[Extracted records]
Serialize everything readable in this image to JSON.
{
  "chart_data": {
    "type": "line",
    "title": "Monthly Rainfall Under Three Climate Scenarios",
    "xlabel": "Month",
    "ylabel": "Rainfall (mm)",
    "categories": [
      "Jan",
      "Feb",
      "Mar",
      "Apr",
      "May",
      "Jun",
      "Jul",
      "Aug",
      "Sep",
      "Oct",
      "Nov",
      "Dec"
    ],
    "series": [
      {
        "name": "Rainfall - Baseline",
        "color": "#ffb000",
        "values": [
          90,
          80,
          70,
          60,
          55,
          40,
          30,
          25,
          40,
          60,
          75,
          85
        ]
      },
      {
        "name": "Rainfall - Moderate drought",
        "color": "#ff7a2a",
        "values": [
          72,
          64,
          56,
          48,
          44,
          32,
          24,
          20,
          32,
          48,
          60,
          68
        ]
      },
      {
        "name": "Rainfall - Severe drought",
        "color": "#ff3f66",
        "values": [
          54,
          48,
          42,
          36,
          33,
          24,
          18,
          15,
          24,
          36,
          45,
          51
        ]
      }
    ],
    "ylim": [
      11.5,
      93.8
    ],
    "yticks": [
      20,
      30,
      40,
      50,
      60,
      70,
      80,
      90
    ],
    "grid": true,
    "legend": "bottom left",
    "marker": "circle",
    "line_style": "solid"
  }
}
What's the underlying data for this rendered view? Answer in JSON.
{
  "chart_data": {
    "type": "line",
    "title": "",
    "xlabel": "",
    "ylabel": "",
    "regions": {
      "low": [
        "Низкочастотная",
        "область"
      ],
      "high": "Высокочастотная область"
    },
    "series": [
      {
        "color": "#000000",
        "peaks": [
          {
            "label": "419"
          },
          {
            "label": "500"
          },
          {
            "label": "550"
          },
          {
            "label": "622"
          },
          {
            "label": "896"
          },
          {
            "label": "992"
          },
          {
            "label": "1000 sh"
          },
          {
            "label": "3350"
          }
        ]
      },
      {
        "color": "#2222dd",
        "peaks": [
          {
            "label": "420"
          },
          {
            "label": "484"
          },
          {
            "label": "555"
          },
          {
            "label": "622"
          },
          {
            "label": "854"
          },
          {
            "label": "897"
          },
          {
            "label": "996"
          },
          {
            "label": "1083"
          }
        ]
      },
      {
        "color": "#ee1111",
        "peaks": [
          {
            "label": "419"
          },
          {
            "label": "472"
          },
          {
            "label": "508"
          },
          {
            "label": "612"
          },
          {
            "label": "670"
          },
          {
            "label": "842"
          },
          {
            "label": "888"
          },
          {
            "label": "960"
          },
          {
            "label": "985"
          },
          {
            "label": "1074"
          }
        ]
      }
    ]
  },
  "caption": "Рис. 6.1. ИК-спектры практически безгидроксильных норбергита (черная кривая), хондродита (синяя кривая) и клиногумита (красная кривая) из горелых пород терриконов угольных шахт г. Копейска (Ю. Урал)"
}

Directions =>
Make an exact copy of the data above.

Result of this task =>
Serialize everything readable in this image to JSON.
{
  "chart_data": {
    "type": "line",
    "title": "Monthly Rainfall Under Three Climate Scenarios",
    "xlabel": "Month",
    "ylabel": "Rainfall (mm)",
    "categories": [
      "Jan",
      "Feb",
      "Mar",
      "Apr",
      "May",
      "Jun",
      "Jul",
      "Aug",
      "Sep",
      "Oct",
      "Nov",
      "Dec"
    ],
    "series": [
      {
        "name": "Rainfall - Baseline",
        "color": "#ffb000",
        "values": [
          90,
          80,
          70,
          60,
          55,
          40,
          30,
          25,
          40,
          60,
          75,
          85
        ]
      },
      {
        "name": "Rainfall - Moderate drought",
        "color": "#ff7a2a",
        "values": [
          72,
          64,
          56,
          48,
          44,
          32,
          24,
          20,
          32,
          48,
          60,
          68
        ]
      },
      {
        "name": "Rainfall - Severe drought",
        "color": "#ff3f66",
        "values": [
          54,
          48,
          42,
          36,
          33,
          24,
          18,
          15,
          24,
          36,
          45,
          51
        ]
      }
    ],
    "ylim": [
      11.5,
      93.8
    ],
    "yticks": [
      20,
      30,
      40,
      50,
      60,
      70,
      80,
      90
    ],
    "grid": true,
    "legend": "bottom left",
    "marker": "circle",
    "line_style": "solid"
  }
}
What's the underlying data for this rendered view? Answer in JSON.
{
  "chart_data": {
    "type": "line",
    "title": "",
    "xlabel": "",
    "ylabel": "",
    "regions": {
      "low": [
        "Низкочастотная",
        "область"
      ],
      "high": "Высокочастотная область"
    },
    "series": [
      {
        "color": "#000000",
        "peaks": [
          {
            "label": "419"
          },
          {
            "label": "500"
          },
          {
            "label": "550"
          },
          {
            "label": "622"
          },
          {
            "label": "896"
          },
          {
            "label": "992"
          },
          {
            "label": "1000 sh"
          },
          {
            "label": "3350"
          }
        ]
      },
      {
        "color": "#2222dd",
        "peaks": [
          {
            "label": "420"
          },
          {
            "label": "484"
          },
          {
            "label": "555"
          },
          {
            "label": "622"
          },
          {
            "label": "854"
          },
          {
            "label": "897"
          },
          {
            "label": "996"
          },
          {
            "label": "1083"
          }
        ]
      },
      {
        "color": "#ee1111",
        "peaks": [
          {
            "label": "419"
          },
          {
            "label": "472"
          },
          {
            "label": "508"
          },
          {
            "label": "612"
          },
          {
            "label": "670"
          },
          {
            "label": "842"
          },
          {
            "label": "888"
          },
          {
            "label": "960"
          },
          {
            "label": "985"
          },
          {
            "label": "1074"
          }
        ]
      }
    ]
  },
  "caption": "Рис. 6.1. ИК-спектры практически безгидроксильных норбергита (черная кривая), хондродита (синяя кривая) и клиногумита (красная кривая) из горелых пород терриконов угольных шахт г. Копейска (Ю. Урал)"
}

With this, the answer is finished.